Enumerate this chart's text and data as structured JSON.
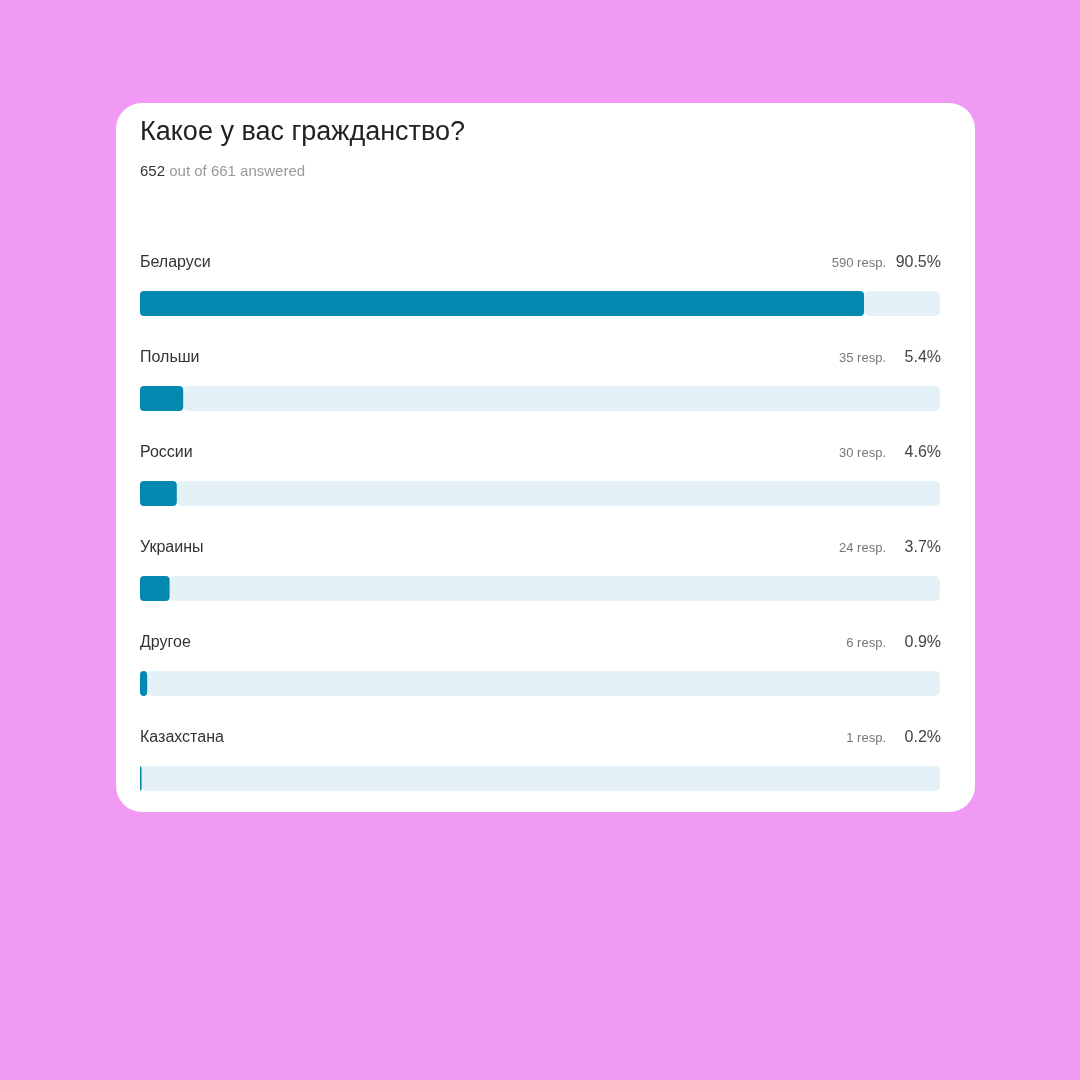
{
  "chart_data": {
    "type": "bar",
    "orientation": "horizontal",
    "title": "Какое у вас гражданство?",
    "subtitle": "652 out of 661 answered",
    "categories": [
      "Беларуси",
      "Польши",
      "России",
      "Украины",
      "Другое",
      "Казахстана"
    ],
    "values": [
      90.5,
      5.4,
      4.6,
      3.7,
      0.9,
      0.2
    ],
    "value_labels": [
      "90.5%",
      "5.4%",
      "4.6%",
      "3.7%",
      "0.9%",
      "0.2%"
    ],
    "color": "#0388b0",
    "xlim": [
      0,
      100
    ],
    "annotations": [
      "590 resp.",
      "35 resp.",
      "30 resp.",
      "24 resp.",
      "6 resp.",
      "1 resp."
    ]
  }
}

» **Task objective**:
Go through the records and show every line with the string "resp" in it.

» **Answer to the problem**:
      "590 resp.",
      "35 resp.",
      "30 resp.",
      "24 resp.",
      "6 resp.",
      "1 resp."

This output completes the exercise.